WHAT IS REQUIRED: Scan the lines below for the word "title". Copy each line you find it in.

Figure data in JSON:

+ + + + +

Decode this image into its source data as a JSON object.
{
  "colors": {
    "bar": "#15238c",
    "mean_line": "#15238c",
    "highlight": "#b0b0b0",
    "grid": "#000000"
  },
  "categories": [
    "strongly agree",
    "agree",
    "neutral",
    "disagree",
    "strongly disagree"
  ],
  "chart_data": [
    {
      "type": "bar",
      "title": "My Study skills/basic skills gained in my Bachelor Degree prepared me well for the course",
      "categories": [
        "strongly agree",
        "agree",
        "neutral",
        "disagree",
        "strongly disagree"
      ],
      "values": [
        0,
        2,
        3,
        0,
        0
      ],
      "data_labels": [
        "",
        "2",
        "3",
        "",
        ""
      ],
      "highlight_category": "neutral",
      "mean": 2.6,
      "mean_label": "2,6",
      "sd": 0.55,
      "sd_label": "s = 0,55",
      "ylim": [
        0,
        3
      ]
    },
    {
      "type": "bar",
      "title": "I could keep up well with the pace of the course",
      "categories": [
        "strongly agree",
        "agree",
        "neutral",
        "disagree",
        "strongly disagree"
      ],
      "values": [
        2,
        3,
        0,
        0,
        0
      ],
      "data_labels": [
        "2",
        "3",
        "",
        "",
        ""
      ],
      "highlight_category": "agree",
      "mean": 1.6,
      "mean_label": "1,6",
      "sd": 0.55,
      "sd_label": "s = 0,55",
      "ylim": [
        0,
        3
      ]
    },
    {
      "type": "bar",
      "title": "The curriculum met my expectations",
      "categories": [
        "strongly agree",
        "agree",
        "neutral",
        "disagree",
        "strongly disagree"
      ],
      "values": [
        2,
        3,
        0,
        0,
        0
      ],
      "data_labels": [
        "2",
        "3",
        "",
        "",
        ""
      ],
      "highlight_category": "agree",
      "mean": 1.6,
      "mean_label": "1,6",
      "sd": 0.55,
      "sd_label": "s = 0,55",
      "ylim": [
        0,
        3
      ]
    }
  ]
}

+ + + + +

SOLUTION FOR THIS EXERCISE:
      "title": "My Study skills/basic skills gained in my Bachelor Degree prepared me well for the course",
      "title": "I could keep up well with the pace of the course",
      "title": "The curriculum met my expectations",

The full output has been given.